## AUFGABEN:
- A) Gib aus dem Text über Inklusion an Waldorfschulen den Abschnitt von „Bärbel Blaeser“ bis einschließlich „Zugang zur Inklusion.“ wörtlich wieder.
- B) Führe den Text über Inklusion an Waldorfschulen nach seinem letzten Satz weiter.
══ TEXT ══
Waldorfschulen praktizieren Inklusion. Gemeinsamkeiten und Unterschiede

Bärbel Blaeser

Zu diesen Projektschulen gehören unter anderem die heute über 70 Jahre alte Waldorfschule in Ottersberg, und die im Aufbau befindliche Karl-Schuberth-Schule in Leipzig; die geografische Spanne reicht von Rendsburg im Norden bis Überlingen und Konstanz im Süden. So verschieden diese Schulen sind, so verschieden ist auch ihr Zugang zur Inklusion.

Drei Fragen lassen sich formulieren, die, in sehr unterschiedlicher Gewichtung, dem Impuls, Projektschule zu werden, zu Grunde lagen:

1. Vermehrt treten Eltern an die Schulen heran, die eine Aufnahme ihrer Kinder mit Behinderung in die großen Waldorfschulen wünschen. Manchmal sind es Kinder, deren Geschwister dort bereits Schüler sind.

Oft aber kommen junge Eltern von Kindern mit Behinderung auch, weil sie das vage Gefühl haben: Nur unter den Voraussetzungen einer Waldorfschule kann Inklusion gelingen! Nun steht das Kollegium vor der Frage: Wie können wir mit einer solchen Anfrage verantwortungsvoll umgehen? Wie können wir unser Schulleben so weiterentwickeln, dass diese Kinder bei uns eine fröhliche, erfolgreiche Schulzeit verbringen? Man erlebt zugleich Chance und Zweifel einer solchen Entscheidung.

2. An vielen Orten ist die Waldorfschule längst eine Schule, in der viele Kinder mit besonderem Förderbedarf beheimatet sind. Hier lautet die Frage: Lassen sich aus der Auseinandersetzung mit den Fragen der Inklusion neue Gesichtspunkte entwickeln, die für die Arbeit mit diesen Kindern hilfreich sein können? Ist die Herausforderung, mit sehr vielfältig zusammengesetzten Kindergruppen zu arbeiten, nicht eine, vor der wir längst stehen?
═══
══ GESPEICHERTE DATENSÄTZE ══
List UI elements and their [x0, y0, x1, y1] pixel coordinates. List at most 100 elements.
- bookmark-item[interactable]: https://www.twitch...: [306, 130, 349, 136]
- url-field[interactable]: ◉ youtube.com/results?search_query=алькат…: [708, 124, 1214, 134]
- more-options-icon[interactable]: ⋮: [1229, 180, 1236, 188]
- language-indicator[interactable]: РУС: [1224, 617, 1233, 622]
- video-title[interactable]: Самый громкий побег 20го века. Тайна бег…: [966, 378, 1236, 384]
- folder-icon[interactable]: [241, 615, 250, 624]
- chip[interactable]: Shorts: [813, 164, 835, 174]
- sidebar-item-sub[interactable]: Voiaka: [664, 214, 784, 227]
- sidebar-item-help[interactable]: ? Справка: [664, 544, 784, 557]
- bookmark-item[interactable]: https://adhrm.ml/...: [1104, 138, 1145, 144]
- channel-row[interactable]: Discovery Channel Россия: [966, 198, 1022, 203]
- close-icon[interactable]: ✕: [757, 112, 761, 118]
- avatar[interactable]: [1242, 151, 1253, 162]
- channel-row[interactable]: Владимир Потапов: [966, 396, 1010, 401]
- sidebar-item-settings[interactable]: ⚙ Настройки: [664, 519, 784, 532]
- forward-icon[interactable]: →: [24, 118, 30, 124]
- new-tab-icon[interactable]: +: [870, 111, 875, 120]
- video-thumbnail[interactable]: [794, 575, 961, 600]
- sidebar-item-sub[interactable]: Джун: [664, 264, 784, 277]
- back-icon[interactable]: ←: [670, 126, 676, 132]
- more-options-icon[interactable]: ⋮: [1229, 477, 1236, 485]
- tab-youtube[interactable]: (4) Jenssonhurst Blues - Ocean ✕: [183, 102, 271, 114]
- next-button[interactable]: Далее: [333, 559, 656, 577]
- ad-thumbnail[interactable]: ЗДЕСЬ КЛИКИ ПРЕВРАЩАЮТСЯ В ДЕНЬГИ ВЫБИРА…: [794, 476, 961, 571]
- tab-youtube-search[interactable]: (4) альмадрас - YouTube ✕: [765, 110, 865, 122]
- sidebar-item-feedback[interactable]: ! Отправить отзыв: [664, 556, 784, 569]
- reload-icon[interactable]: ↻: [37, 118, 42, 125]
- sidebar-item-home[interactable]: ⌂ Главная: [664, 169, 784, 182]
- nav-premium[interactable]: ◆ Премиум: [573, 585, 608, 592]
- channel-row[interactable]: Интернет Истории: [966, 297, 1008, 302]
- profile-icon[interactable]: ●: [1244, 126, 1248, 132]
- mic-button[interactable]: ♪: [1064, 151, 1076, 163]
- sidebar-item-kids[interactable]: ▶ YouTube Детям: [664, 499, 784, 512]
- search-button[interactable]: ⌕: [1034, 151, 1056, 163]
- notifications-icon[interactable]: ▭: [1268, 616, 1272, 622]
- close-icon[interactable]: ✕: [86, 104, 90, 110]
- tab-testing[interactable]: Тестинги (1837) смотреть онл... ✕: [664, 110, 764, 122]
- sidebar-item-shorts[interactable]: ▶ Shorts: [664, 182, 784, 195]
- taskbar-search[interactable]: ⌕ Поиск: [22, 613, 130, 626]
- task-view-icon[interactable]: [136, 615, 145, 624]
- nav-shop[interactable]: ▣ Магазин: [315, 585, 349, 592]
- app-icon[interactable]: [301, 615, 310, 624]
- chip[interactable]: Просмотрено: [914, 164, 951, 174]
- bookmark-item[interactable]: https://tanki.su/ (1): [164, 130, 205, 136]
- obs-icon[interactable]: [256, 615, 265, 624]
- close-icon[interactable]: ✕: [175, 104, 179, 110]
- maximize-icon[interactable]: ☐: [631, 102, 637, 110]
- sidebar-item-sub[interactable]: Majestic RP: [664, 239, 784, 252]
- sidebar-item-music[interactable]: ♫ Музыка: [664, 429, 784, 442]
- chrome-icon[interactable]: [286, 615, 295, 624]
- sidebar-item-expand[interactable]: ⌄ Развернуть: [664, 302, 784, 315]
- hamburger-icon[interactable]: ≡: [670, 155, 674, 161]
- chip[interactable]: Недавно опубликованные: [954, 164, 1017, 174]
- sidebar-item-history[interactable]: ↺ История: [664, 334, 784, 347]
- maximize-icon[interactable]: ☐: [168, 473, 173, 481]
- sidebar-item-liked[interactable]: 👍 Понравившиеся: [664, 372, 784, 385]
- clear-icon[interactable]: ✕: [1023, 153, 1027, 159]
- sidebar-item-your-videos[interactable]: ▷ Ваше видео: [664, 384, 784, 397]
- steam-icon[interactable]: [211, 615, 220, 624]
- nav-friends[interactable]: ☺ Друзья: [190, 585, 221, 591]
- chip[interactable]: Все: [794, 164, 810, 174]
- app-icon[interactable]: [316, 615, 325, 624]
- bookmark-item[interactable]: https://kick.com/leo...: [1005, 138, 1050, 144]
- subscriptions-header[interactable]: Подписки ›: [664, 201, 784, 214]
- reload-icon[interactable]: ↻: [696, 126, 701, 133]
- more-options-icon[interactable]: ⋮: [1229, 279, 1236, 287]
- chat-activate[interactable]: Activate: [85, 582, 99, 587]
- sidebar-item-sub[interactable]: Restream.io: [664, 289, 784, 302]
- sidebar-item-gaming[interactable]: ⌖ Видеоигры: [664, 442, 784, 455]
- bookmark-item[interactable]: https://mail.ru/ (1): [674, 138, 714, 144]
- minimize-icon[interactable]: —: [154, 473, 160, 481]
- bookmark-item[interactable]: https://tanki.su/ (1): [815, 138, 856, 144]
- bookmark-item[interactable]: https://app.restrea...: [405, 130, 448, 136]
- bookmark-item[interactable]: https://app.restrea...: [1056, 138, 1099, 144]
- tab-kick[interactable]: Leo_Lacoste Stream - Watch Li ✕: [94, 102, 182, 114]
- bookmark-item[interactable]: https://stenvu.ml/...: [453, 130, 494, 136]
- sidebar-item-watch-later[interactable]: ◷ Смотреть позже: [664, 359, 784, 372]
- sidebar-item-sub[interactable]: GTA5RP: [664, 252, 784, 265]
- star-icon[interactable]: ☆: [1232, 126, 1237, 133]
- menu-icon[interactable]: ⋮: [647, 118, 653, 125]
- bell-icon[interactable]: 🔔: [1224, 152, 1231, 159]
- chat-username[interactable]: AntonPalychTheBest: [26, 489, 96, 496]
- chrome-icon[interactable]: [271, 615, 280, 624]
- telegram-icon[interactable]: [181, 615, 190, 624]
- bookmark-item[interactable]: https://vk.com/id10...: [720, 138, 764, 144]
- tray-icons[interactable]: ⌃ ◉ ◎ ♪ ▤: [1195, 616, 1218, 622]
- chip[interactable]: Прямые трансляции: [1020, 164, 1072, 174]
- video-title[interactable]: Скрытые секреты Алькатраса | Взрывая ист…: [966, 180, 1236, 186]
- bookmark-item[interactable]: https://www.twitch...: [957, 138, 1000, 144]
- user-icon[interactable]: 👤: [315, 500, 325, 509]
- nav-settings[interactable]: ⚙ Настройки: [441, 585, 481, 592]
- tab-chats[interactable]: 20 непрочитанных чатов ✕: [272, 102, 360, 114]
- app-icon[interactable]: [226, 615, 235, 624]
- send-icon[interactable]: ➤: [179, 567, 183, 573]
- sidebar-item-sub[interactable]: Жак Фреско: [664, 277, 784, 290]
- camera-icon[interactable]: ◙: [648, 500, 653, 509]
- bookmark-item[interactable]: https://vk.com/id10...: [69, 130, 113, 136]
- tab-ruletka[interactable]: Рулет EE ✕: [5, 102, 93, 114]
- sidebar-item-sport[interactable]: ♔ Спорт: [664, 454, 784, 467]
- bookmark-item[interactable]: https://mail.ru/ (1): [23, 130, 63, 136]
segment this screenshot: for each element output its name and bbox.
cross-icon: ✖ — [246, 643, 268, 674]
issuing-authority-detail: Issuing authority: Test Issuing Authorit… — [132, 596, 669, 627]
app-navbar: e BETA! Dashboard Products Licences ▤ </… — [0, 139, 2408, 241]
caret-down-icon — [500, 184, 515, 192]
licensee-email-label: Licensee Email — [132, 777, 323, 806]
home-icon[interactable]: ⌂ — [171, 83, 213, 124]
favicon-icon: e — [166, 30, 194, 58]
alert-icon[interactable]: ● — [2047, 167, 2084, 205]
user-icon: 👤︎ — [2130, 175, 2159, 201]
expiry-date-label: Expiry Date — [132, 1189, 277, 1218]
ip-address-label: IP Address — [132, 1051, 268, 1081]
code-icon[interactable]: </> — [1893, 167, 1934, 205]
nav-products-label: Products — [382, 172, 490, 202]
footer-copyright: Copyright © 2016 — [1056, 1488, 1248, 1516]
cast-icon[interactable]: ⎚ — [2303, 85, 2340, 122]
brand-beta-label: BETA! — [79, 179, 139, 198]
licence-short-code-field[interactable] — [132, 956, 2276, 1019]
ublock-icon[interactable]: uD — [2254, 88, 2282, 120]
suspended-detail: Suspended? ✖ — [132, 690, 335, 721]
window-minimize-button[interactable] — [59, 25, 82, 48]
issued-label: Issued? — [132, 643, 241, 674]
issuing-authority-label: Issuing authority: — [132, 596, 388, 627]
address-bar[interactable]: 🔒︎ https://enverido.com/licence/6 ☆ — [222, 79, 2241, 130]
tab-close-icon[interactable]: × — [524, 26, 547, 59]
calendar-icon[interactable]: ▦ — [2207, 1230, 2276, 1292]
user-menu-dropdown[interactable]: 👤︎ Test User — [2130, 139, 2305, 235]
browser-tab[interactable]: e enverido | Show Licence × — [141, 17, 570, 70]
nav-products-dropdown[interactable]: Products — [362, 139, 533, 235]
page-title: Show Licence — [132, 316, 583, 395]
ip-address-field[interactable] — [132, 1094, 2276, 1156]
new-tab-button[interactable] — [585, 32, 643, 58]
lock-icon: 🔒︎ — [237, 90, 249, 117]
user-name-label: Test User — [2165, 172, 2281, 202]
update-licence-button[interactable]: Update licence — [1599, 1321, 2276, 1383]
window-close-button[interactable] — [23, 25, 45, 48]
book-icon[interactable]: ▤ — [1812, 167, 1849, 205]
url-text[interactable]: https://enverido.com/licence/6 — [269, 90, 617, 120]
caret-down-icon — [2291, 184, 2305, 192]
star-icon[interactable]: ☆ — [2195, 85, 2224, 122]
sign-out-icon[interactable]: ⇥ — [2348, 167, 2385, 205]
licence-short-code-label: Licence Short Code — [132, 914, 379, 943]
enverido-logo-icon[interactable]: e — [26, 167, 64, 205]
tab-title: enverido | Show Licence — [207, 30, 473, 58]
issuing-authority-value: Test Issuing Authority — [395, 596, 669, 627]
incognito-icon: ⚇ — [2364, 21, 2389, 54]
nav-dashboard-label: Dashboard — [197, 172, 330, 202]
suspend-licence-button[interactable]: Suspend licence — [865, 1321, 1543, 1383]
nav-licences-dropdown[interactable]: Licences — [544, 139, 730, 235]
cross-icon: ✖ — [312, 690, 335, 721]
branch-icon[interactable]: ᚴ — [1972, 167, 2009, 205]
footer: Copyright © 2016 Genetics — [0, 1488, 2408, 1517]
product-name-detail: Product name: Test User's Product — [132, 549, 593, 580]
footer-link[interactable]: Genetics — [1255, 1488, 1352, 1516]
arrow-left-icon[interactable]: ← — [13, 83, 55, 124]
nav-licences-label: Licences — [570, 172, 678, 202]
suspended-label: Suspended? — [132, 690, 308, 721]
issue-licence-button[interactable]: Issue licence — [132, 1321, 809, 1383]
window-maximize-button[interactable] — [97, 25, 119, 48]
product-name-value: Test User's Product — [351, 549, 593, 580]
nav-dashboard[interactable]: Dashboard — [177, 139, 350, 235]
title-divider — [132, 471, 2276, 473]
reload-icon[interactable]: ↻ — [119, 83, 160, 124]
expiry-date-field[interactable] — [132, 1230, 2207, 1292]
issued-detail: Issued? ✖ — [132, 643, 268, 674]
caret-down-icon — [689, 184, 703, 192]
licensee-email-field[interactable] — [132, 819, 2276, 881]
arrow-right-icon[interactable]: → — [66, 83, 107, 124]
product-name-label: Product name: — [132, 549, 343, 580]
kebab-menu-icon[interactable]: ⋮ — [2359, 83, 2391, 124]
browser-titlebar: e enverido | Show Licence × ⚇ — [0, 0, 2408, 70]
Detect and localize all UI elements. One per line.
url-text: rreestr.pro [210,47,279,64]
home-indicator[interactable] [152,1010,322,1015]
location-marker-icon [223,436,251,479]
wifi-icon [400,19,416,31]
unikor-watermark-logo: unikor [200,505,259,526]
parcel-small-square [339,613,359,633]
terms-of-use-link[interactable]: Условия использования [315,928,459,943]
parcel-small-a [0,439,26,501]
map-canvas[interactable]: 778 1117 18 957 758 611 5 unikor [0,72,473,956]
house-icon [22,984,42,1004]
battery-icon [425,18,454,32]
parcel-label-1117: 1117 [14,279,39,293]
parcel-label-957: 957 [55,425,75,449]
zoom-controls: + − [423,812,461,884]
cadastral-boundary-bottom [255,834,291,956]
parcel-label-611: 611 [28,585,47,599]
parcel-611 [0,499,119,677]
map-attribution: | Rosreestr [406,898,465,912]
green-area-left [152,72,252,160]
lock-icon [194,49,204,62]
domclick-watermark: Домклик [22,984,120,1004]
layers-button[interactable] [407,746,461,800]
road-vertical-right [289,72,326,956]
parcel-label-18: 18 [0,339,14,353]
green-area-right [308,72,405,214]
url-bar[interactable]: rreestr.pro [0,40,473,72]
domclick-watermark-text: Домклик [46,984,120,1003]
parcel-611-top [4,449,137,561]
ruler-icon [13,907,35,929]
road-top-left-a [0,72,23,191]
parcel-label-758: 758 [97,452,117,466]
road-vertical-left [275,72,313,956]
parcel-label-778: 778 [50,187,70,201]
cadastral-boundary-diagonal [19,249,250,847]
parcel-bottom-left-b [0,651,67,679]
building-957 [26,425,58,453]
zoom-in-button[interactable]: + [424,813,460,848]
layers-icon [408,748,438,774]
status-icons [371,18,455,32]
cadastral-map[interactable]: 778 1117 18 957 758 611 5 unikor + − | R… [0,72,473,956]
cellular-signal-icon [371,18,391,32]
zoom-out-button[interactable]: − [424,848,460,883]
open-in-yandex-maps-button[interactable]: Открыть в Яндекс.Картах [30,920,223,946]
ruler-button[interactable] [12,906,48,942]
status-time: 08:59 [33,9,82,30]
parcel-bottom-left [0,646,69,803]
═══
## ANTWORTEN:
- A)
Bärbel Blaeser

Zu diesen Projektschulen gehören unter anderem die heute über 70 Jahre alte Waldorfschule in Ottersberg, und die im Aufbau befindliche Karl-Schuberth-Schule in Leipzig; die geografische Spanne reicht von Rendsburg im Norden bis Überlingen und Konstanz im Süden. So verschieden diese Schulen sind, so verschieden ist auch ihr Zugang zur Inklusion.

- B)
3. In manchen Schulen hat sich seit Jahren ein unausgesprochenes Gefühl angestaut, vor einem inneren Umbau zu stehen. Schulgewohnheiten werden als überholt empfunden. Man erlebt die Formen und Gepflogenheiten als unflexibel und nicht mehr angemessen.

Gerade die Kündigung »schwieriger« Schülerinnen und Schüler ist ein Moment, an dem sich dieses Gefühl Jahr für Jahr neu entzündet. Kann die Inklusion hier Entwicklungsschritte anregen, die wir seit vielen Jahren für nötig, aber undurchführbar halten?

In Konferenzen und Hospitationen werden jeweils einzelne Motive aus der Menschenkunde Rudolf Steiners betrachtet und unter den Gesichtspunkten der Inklusion befragt: Wie gelingt es uns, die ganze, vielfältige Kindergemeinschaft zu umspannen und zu einer fröhlichen, friedlichen, einander stützenden Lerngemeinschaft zu machen? Und wie gelingt es gleichzeitig, das Bedürfnis des einzelnen Kindes, sich zu entwickeln, als individuelle Persönlichkeit wirksam zu werden, zu berücksichtigen – auch wenn wir Kinder vor uns haben, deren Ausdrucksmöglichkeiten deutlich anders sind, als wir sie von den Kindern der großen Waldorfschulen normalerweise kennen?

Die Spannung zwischen Gemeinschaftsbildung und dem individuellen Bedürfnis des einzelnen Kindes nach Wirksamkeit steht im Mittelpunkt der Arbeit.

Dabei zeigt sich, dass wir auf diesem Weg unmittelbar zu wesentlichen Elementen der Waldorfpädagogik und ihrer Methodik gelangen: der Bildhaftigkeit in der Aufbereitung der Lernmotive auf der einen Seite und der künstlerischen Differenzierung auf der anderen. Es zeigt sich aber auch, dass ein inklusives Setting – eine heterogene Lerngruppe, in der auch Kinder mit den Förderschwerpunkten »geistige Entwicklung« oder »emotional-soziale Entwicklung« oder auch schwermehrfachbehinderte Kinder sich beheimaten können – einer Steigerung in der Qualität dieser Ansätze für alle bedarf. Aus dieser Qualitätssteigerung heraus das Schul-leben weiterzuentwickeln, ist Anliegen des Projektes.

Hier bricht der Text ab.